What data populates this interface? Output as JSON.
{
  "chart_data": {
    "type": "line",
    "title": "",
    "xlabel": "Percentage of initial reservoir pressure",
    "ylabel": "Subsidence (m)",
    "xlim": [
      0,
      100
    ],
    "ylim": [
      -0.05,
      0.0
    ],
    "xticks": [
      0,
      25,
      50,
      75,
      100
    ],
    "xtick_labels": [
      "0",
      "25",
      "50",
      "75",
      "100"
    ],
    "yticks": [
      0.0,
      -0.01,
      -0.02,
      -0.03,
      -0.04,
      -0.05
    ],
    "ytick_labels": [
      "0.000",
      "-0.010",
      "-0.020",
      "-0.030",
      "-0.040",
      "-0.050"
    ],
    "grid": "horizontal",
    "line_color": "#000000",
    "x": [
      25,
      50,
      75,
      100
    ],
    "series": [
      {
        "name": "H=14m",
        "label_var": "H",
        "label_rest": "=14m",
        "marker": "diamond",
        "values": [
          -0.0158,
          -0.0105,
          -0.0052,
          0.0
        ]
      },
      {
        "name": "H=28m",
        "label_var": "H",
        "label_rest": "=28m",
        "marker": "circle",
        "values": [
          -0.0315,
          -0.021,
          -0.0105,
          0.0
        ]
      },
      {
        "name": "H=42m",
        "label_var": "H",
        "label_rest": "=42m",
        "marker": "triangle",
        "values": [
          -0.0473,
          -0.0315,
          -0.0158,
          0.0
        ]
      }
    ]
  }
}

▶ [Instruction]
Reproduce the material above, every line of it, exactly.

▶ [Correct result]
What data populates this interface? Output as JSON.
{
  "chart_data": {
    "type": "line",
    "title": "",
    "xlabel": "Percentage of initial reservoir pressure",
    "ylabel": "Subsidence (m)",
    "xlim": [
      0,
      100
    ],
    "ylim": [
      -0.05,
      0.0
    ],
    "xticks": [
      0,
      25,
      50,
      75,
      100
    ],
    "xtick_labels": [
      "0",
      "25",
      "50",
      "75",
      "100"
    ],
    "yticks": [
      0.0,
      -0.01,
      -0.02,
      -0.03,
      -0.04,
      -0.05
    ],
    "ytick_labels": [
      "0.000",
      "-0.010",
      "-0.020",
      "-0.030",
      "-0.040",
      "-0.050"
    ],
    "grid": "horizontal",
    "line_color": "#000000",
    "x": [
      25,
      50,
      75,
      100
    ],
    "series": [
      {
        "name": "H=14m",
        "label_var": "H",
        "label_rest": "=14m",
        "marker": "diamond",
        "values": [
          -0.0158,
          -0.0105,
          -0.0052,
          0.0
        ]
      },
      {
        "name": "H=28m",
        "label_var": "H",
        "label_rest": "=28m",
        "marker": "circle",
        "values": [
          -0.0315,
          -0.021,
          -0.0105,
          0.0
        ]
      },
      {
        "name": "H=42m",
        "label_var": "H",
        "label_rest": "=42m",
        "marker": "triangle",
        "values": [
          -0.0473,
          -0.0315,
          -0.0158,
          0.0
        ]
      }
    ]
  }
}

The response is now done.